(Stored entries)
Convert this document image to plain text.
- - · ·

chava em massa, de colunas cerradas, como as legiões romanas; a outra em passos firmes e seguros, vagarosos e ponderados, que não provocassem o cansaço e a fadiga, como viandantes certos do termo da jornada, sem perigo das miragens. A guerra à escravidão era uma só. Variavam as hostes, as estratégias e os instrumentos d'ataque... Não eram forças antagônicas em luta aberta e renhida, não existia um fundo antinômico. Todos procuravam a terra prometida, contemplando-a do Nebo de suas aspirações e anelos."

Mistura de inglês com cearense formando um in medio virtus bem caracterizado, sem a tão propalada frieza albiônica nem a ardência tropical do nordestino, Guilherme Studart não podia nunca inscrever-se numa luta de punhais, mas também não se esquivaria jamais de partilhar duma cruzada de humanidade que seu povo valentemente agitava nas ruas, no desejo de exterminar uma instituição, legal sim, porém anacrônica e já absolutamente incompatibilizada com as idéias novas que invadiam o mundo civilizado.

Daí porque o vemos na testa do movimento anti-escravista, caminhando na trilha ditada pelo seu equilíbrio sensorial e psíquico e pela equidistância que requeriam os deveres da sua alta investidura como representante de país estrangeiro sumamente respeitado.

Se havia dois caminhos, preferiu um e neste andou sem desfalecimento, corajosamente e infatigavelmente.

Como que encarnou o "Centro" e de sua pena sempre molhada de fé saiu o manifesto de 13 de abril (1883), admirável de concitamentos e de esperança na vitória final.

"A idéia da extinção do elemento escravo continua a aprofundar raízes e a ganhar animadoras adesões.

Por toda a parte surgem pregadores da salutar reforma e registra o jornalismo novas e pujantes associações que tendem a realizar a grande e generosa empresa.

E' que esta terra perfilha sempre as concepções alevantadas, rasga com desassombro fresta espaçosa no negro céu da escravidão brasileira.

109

--

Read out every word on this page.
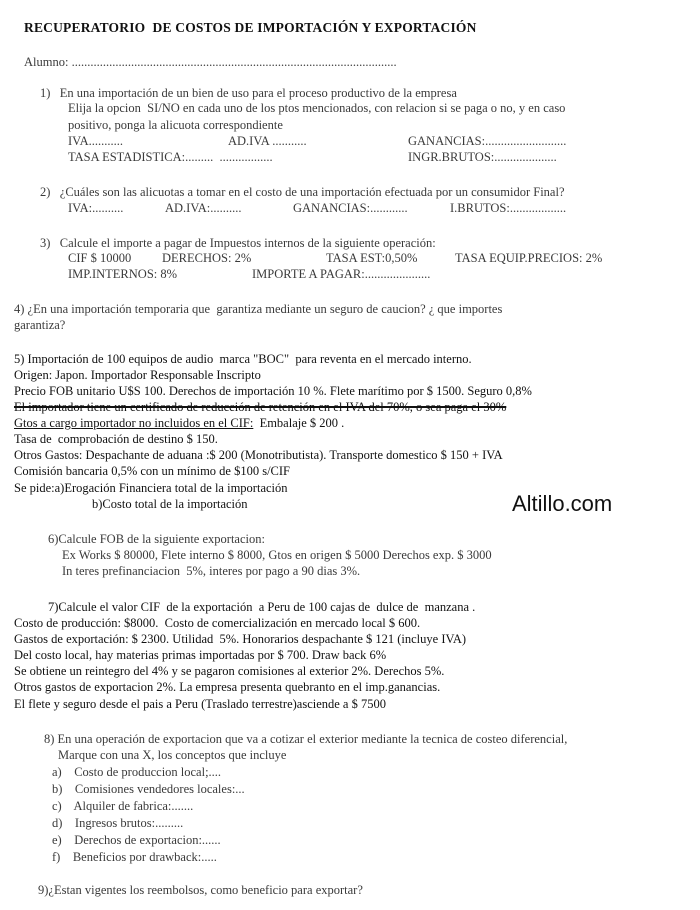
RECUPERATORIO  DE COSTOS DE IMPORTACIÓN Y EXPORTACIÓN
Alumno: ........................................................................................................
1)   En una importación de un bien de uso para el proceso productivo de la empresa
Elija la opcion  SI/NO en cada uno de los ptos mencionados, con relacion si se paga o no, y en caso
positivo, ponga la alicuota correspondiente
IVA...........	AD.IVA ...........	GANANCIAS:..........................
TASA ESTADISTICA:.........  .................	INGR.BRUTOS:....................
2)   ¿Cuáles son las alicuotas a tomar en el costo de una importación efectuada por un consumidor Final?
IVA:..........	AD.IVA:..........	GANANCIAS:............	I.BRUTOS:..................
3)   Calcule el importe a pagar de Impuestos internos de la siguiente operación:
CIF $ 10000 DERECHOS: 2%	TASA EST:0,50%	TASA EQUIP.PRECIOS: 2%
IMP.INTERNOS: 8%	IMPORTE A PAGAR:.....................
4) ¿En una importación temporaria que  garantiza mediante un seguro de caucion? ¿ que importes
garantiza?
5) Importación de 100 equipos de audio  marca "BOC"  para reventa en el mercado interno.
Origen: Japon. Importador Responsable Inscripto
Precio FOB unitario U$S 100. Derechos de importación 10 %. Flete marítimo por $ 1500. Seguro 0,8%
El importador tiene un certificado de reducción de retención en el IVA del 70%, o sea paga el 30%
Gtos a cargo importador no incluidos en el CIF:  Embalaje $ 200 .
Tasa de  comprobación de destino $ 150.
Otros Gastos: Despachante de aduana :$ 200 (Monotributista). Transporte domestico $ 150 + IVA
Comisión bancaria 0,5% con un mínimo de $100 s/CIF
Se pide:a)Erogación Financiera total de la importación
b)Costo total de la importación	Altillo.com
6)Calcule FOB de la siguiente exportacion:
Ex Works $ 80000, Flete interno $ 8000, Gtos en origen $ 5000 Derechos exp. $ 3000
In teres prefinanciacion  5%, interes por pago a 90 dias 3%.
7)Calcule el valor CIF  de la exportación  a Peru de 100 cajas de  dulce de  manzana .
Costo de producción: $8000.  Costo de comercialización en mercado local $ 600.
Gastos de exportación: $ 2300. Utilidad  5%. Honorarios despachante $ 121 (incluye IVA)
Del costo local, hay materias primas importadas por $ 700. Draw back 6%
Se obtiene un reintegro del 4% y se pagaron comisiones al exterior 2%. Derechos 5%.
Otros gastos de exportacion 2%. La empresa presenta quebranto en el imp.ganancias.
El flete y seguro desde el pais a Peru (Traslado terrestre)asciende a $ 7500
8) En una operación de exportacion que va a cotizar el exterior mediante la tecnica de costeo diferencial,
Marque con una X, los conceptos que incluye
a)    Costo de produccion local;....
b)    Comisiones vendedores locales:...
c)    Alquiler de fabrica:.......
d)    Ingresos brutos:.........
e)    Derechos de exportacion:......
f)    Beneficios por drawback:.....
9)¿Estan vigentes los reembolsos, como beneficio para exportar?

◆ **Problem details**
Copy each line above where the string "para" occurs.

◆ **Exercise response**
1)   En una importación de un bien de uso para el proceso productivo de la empresa
5) Importación de 100 equipos de audio  marca "BOC"  para reventa en el mercado interno.
9)¿Estan vigentes los reembolsos, como beneficio para exportar?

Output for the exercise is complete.